Begin Working data
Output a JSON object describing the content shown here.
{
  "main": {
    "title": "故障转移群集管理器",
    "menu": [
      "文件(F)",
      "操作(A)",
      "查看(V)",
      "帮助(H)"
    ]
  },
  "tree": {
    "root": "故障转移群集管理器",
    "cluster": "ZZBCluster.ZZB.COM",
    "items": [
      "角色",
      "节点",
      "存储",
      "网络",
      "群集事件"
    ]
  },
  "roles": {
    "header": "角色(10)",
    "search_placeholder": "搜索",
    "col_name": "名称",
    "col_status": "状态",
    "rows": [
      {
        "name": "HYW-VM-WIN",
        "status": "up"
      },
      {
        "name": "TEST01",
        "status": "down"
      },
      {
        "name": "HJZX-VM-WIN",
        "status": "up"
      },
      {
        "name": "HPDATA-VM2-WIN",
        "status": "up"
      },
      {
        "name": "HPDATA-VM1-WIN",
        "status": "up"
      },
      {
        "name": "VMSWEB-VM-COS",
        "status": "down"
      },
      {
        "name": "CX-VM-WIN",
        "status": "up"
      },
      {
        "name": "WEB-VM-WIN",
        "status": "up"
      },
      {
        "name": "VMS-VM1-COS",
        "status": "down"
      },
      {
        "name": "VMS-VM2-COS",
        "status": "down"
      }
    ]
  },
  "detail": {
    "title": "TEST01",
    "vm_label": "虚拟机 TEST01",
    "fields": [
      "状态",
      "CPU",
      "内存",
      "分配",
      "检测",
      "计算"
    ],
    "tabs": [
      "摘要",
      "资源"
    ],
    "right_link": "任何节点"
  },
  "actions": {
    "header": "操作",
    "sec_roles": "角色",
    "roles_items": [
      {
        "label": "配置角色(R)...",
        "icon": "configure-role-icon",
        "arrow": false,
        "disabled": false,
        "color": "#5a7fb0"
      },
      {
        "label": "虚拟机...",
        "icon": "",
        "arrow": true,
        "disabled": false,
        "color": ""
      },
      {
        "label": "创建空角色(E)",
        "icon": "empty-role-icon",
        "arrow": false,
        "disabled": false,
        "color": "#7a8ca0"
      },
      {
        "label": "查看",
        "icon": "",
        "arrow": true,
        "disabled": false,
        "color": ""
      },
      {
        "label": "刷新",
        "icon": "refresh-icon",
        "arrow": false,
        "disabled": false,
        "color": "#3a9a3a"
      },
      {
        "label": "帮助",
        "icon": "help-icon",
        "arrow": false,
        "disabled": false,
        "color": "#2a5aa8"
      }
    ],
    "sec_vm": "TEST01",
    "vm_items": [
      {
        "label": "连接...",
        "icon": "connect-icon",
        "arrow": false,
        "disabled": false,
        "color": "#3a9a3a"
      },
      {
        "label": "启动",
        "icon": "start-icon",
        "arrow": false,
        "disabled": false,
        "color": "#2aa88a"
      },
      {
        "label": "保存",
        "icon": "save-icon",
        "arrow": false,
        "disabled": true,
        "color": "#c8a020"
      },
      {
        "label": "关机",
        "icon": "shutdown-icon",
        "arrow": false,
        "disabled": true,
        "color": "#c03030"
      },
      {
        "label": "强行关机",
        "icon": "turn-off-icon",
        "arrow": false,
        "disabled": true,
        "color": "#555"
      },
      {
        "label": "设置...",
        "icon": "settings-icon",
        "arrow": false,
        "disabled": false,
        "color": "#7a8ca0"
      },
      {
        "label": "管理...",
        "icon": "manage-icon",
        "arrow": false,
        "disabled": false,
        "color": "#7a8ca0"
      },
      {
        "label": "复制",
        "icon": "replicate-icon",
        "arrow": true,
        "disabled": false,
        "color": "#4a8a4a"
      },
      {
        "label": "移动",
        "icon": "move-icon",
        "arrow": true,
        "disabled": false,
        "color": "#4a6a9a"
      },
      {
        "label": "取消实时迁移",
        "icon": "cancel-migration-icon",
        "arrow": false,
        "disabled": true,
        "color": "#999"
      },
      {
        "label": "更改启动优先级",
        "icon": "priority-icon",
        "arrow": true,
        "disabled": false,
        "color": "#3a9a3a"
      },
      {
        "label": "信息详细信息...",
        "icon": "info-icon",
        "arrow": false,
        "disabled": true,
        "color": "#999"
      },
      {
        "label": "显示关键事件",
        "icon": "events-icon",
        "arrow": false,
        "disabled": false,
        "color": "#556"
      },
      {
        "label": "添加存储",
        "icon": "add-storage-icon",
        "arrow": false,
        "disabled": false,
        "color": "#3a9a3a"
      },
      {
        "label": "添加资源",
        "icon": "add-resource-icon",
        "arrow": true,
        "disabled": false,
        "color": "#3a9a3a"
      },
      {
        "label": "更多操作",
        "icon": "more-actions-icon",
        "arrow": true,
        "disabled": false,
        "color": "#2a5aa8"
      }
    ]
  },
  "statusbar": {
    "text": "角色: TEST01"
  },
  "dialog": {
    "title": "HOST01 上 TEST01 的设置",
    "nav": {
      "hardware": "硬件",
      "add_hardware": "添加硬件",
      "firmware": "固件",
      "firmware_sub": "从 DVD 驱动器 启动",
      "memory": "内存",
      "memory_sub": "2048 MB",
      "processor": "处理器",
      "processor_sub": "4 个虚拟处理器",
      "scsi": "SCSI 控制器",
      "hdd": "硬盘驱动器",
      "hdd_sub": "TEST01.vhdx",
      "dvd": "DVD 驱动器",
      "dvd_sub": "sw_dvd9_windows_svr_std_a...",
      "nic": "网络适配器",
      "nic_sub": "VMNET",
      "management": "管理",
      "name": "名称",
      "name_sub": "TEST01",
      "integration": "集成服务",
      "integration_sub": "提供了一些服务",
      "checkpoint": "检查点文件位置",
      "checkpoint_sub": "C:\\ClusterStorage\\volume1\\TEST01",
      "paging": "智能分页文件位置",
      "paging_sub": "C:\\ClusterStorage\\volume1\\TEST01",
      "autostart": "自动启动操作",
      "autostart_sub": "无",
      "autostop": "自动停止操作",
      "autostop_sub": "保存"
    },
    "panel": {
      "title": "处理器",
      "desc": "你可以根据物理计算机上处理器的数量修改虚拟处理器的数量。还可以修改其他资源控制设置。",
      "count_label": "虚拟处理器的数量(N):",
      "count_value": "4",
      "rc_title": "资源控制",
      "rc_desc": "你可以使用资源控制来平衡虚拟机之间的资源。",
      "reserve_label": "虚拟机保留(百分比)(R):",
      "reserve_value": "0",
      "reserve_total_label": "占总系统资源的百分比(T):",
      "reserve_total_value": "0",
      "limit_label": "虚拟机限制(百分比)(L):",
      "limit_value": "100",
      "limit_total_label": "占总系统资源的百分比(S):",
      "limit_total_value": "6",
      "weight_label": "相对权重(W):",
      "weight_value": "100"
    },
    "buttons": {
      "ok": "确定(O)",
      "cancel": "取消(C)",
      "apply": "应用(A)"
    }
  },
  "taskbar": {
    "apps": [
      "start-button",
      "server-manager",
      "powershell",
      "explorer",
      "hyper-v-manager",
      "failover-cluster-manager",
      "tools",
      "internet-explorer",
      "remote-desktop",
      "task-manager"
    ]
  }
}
End Working data
* _Prompt_:
Go through the records and pull out each line that includes the word "cancel".

* _Exercise solution_:
        "icon": "cancel-migration-icon",
      "cancel": "取消(C)",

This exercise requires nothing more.